Requirements >> Retype the records below exactly as they appear.

Records shown >>

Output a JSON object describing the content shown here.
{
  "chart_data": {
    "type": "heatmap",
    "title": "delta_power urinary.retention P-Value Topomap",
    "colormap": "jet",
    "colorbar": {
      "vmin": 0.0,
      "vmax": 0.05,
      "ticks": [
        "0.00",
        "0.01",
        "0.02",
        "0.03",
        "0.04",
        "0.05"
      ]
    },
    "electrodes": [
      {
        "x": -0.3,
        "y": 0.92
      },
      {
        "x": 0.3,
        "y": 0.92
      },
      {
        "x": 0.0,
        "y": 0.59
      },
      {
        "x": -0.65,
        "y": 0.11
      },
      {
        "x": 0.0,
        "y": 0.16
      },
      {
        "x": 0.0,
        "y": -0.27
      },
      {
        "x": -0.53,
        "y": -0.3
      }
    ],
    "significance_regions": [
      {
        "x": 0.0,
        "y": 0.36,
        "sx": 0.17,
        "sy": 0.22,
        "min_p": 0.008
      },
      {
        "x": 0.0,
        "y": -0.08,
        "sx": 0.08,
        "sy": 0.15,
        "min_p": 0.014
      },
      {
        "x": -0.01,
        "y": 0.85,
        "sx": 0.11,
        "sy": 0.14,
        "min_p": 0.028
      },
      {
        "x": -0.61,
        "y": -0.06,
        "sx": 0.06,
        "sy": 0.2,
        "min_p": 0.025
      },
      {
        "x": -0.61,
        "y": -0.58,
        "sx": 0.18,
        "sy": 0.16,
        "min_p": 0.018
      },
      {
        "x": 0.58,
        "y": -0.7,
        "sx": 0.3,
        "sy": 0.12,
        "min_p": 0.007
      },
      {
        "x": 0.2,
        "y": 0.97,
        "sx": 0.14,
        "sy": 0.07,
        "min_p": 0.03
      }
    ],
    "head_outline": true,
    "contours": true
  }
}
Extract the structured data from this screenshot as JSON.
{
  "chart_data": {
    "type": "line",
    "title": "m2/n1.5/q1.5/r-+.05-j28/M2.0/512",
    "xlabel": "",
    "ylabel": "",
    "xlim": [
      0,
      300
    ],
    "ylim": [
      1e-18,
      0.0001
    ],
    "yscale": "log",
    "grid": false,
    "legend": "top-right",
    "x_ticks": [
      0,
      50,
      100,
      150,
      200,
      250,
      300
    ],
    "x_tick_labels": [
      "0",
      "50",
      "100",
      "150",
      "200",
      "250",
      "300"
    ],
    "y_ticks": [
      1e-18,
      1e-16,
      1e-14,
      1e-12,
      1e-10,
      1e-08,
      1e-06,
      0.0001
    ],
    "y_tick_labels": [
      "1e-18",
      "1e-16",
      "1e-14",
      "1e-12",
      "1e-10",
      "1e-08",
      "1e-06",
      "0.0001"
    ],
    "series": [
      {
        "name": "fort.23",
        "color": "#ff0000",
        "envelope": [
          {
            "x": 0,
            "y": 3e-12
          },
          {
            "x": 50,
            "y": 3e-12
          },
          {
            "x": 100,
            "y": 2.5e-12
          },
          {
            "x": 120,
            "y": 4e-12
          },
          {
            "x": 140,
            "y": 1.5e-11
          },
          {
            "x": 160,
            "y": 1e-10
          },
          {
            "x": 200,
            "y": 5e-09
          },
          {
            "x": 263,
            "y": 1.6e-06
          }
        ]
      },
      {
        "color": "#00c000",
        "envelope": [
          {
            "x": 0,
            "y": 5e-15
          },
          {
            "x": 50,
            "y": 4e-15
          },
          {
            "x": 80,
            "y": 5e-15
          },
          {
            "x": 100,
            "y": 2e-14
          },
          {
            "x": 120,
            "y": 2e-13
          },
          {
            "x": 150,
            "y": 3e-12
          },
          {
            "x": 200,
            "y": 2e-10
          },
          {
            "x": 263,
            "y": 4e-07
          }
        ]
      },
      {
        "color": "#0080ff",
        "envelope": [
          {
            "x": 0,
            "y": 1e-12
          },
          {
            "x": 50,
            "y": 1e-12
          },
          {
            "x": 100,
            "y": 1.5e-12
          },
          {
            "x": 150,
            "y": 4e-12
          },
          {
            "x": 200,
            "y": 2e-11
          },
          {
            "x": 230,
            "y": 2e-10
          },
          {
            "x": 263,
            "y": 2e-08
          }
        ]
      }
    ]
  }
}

Written response >>
Output a JSON object describing the content shown here.
{
  "chart_data": {
    "type": "heatmap",
    "title": "delta_power urinary.retention P-Value Topomap",
    "colormap": "jet",
    "colorbar": {
      "vmin": 0.0,
      "vmax": 0.05,
      "ticks": [
        "0.00",
        "0.01",
        "0.02",
        "0.03",
        "0.04",
        "0.05"
      ]
    },
    "electrodes": [
      {
        "x": -0.3,
        "y": 0.92
      },
      {
        "x": 0.3,
        "y": 0.92
      },
      {
        "x": 0.0,
        "y": 0.59
      },
      {
        "x": -0.65,
        "y": 0.11
      },
      {
        "x": 0.0,
        "y": 0.16
      },
      {
        "x": 0.0,
        "y": -0.27
      },
      {
        "x": -0.53,
        "y": -0.3
      }
    ],
    "significance_regions": [
      {
        "x": 0.0,
        "y": 0.36,
        "sx": 0.17,
        "sy": 0.22,
        "min_p": 0.008
      },
      {
        "x": 0.0,
        "y": -0.08,
        "sx": 0.08,
        "sy": 0.15,
        "min_p": 0.014
      },
      {
        "x": -0.01,
        "y": 0.85,
        "sx": 0.11,
        "sy": 0.14,
        "min_p": 0.028
      },
      {
        "x": -0.61,
        "y": -0.06,
        "sx": 0.06,
        "sy": 0.2,
        "min_p": 0.025
      },
      {
        "x": -0.61,
        "y": -0.58,
        "sx": 0.18,
        "sy": 0.16,
        "min_p": 0.018
      },
      {
        "x": 0.58,
        "y": -0.7,
        "sx": 0.3,
        "sy": 0.12,
        "min_p": 0.007
      },
      {
        "x": 0.2,
        "y": 0.97,
        "sx": 0.14,
        "sy": 0.07,
        "min_p": 0.03
      }
    ],
    "head_outline": true,
    "contours": true
  }
}
Extract the structured data from this screenshot as JSON.
{
  "chart_data": {
    "type": "line",
    "title": "m2/n1.5/q1.5/r-+.05-j28/M2.0/512",
    "xlabel": "",
    "ylabel": "",
    "xlim": [
      0,
      300
    ],
    "ylim": [
      1e-18,
      0.0001
    ],
    "yscale": "log",
    "grid": false,
    "legend": "top-right",
    "x_ticks": [
      0,
      50,
      100,
      150,
      200,
      250,
      300
    ],
    "x_tick_labels": [
      "0",
      "50",
      "100",
      "150",
      "200",
      "250",
      "300"
    ],
    "y_ticks": [
      1e-18,
      1e-16,
      1e-14,
      1e-12,
      1e-10,
      1e-08,
      1e-06,
      0.0001
    ],
    "y_tick_labels": [
      "1e-18",
      "1e-16",
      "1e-14",
      "1e-12",
      "1e-10",
      "1e-08",
      "1e-06",
      "0.0001"
    ],
    "series": [
      {
        "name": "fort.23",
        "color": "#ff0000",
        "envelope": [
          {
            "x": 0,
            "y": 3e-12
          },
          {
            "x": 50,
            "y": 3e-12
          },
          {
            "x": 100,
            "y": 2.5e-12
          },
          {
            "x": 120,
            "y": 4e-12
          },
          {
            "x": 140,
            "y": 1.5e-11
          },
          {
            "x": 160,
            "y": 1e-10
          },
          {
            "x": 200,
            "y": 5e-09
          },
          {
            "x": 263,
            "y": 1.6e-06
          }
        ]
      },
      {
        "color": "#00c000",
        "envelope": [
          {
            "x": 0,
            "y": 5e-15
          },
          {
            "x": 50,
            "y": 4e-15
          },
          {
            "x": 80,
            "y": 5e-15
          },
          {
            "x": 100,
            "y": 2e-14
          },
          {
            "x": 120,
            "y": 2e-13
          },
          {
            "x": 150,
            "y": 3e-12
          },
          {
            "x": 200,
            "y": 2e-10
          },
          {
            "x": 263,
            "y": 4e-07
          }
        ]
      },
      {
        "color": "#0080ff",
        "envelope": [
          {
            "x": 0,
            "y": 1e-12
          },
          {
            "x": 50,
            "y": 1e-12
          },
          {
            "x": 100,
            "y": 1.5e-12
          },
          {
            "x": 150,
            "y": 4e-12
          },
          {
            "x": 200,
            "y": 2e-11
          },
          {
            "x": 230,
            "y": 2e-10
          },
          {
            "x": 263,
            "y": 2e-08
          }
        ]
      }
    ]
  }
}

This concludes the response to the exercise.